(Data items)
↓

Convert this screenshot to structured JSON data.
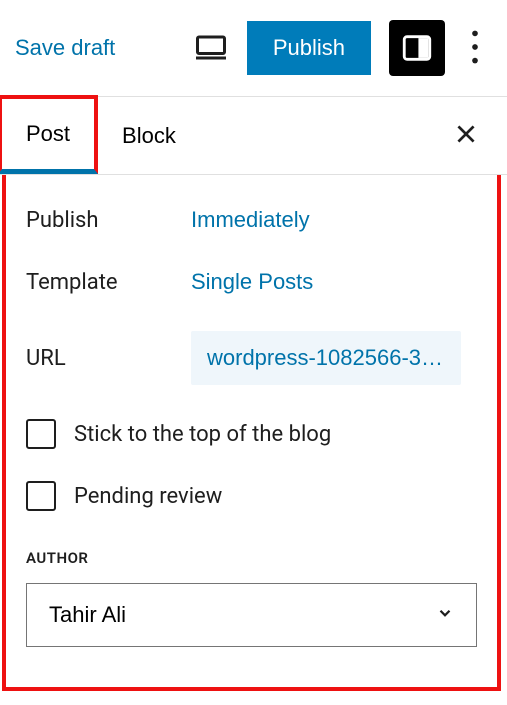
{
  "toolbar": {
    "save_draft": "Save draft",
    "publish": "Publish"
  },
  "tabs": {
    "post": "Post",
    "block": "Block"
  },
  "settings": {
    "publish_label": "Publish",
    "publish_value": "Immediately",
    "template_label": "Template",
    "template_value": "Single Posts",
    "url_label": "URL",
    "url_value": "wordpress-1082566-3…"
  },
  "checkboxes": {
    "sticky": "Stick to the top of the blog",
    "pending": "Pending review"
  },
  "author": {
    "heading": "AUTHOR",
    "value": "Tahir Ali"
  }
}
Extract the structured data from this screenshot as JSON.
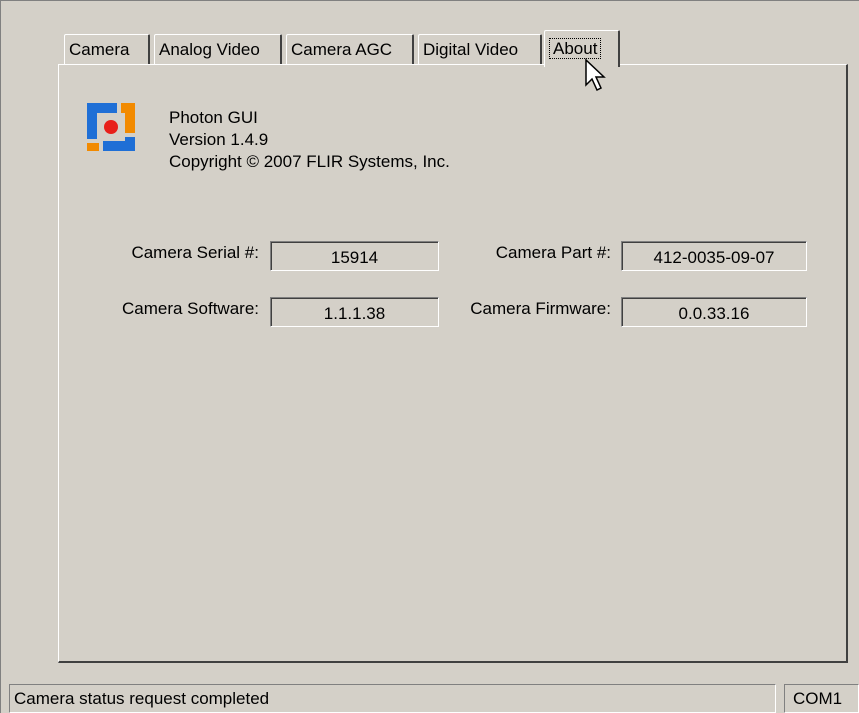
{
  "tabs": [
    {
      "label": "Camera",
      "active": false
    },
    {
      "label": "Analog Video",
      "active": false
    },
    {
      "label": "Camera AGC",
      "active": false
    },
    {
      "label": "Digital Video",
      "active": false
    },
    {
      "label": "About",
      "active": true
    }
  ],
  "about": {
    "app_name": "Photon GUI",
    "version": "Version 1.4.9",
    "copyright": "Copyright © 2007 FLIR Systems, Inc.",
    "logo_icon": "flir-logo-icon",
    "logo_colors": {
      "blue": "#1f6fd6",
      "orange": "#f28a00",
      "red": "#e8201a"
    }
  },
  "fields": {
    "serial_label": "Camera Serial #:",
    "serial_value": "15914",
    "part_label": "Camera Part #:",
    "part_value": "412-0035-09-07",
    "software_label": "Camera Software:",
    "software_value": "1.1.1.38",
    "firmware_label": "Camera Firmware:",
    "firmware_value": "0.0.33.16"
  },
  "status": {
    "message": "Camera status request completed",
    "port": "COM1"
  },
  "theme": {
    "face": "#d4d0c8",
    "shadow": "#808080",
    "dark_shadow": "#404040",
    "highlight": "#ffffff"
  }
}
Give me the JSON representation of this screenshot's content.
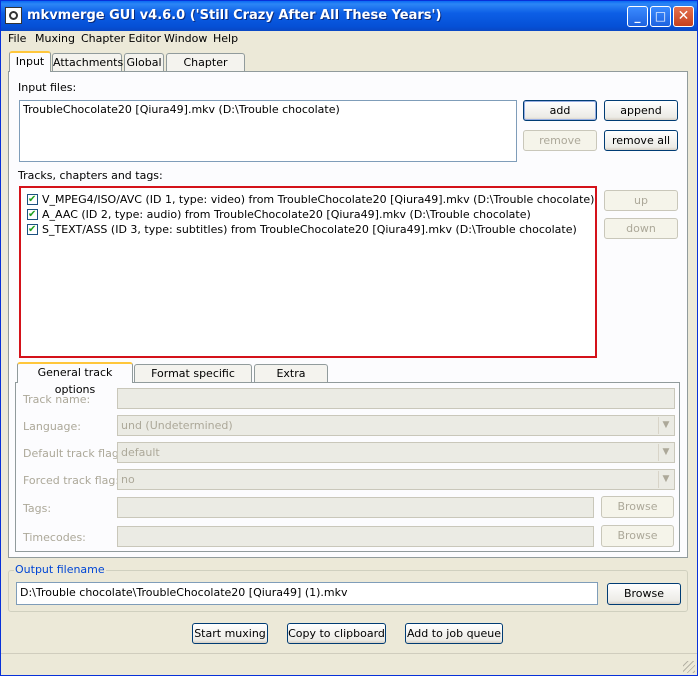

↑

WHAT NEEDS TO BE DONE:
Pictures in the records above are left out; print everything else exactly as written.

RESPONSE TO THE EXERCISE:
Convert this screenshot to structured JSON data.
{
  "toolbar": {
    "save_draft": "Save draft",
    "publish": "Publish"
  },
  "tabs": {
    "post": "Post",
    "block": "Block"
  },
  "settings": {
    "publish_label": "Publish",
    "publish_value": "Immediately",
    "template_label": "Template",
    "template_value": "Single Posts",
    "url_label": "URL",
    "url_value": "wordpress-1082566-3…"
  },
  "checkboxes": {
    "sticky": "Stick to the top of the blog",
    "pending": "Pending review"
  },
  "author": {
    "heading": "AUTHOR",
    "value": "Tahir Ali"
  }
}
Extract the structured data from this screenshot as JSON.
{
  "tabs": [
    {
      "label": "Camera",
      "active": false
    },
    {
      "label": "Analog Video",
      "active": false
    },
    {
      "label": "Camera AGC",
      "active": false
    },
    {
      "label": "Digital Video",
      "active": false
    },
    {
      "label": "About",
      "active": true
    }
  ],
  "about": {
    "app_name": "Photon GUI",
    "version": "Version 1.4.9",
    "copyright": "Copyright © 2007 FLIR Systems, Inc.",
    "logo_icon": "flir-logo-icon",
    "logo_colors": {
      "blue": "#1f6fd6",
      "orange": "#f28a00",
      "red": "#e8201a"
    }
  },
  "fields": {
    "serial_label": "Camera Serial #:",
    "serial_value": "15914",
    "part_label": "Camera Part #:",
    "part_value": "412-0035-09-07",
    "software_label": "Camera Software:",
    "software_value": "1.1.1.38",
    "firmware_label": "Camera Firmware:",
    "firmware_value": "0.0.33.16"
  },
  "status": {
    "message": "Camera status request completed",
    "port": "COM1"
  },
  "theme": {
    "face": "#d4d0c8",
    "shadow": "#808080",
    "dark_shadow": "#404040",
    "highlight": "#ffffff"
  }
}
Give me the JSON representation of this screenshot's content.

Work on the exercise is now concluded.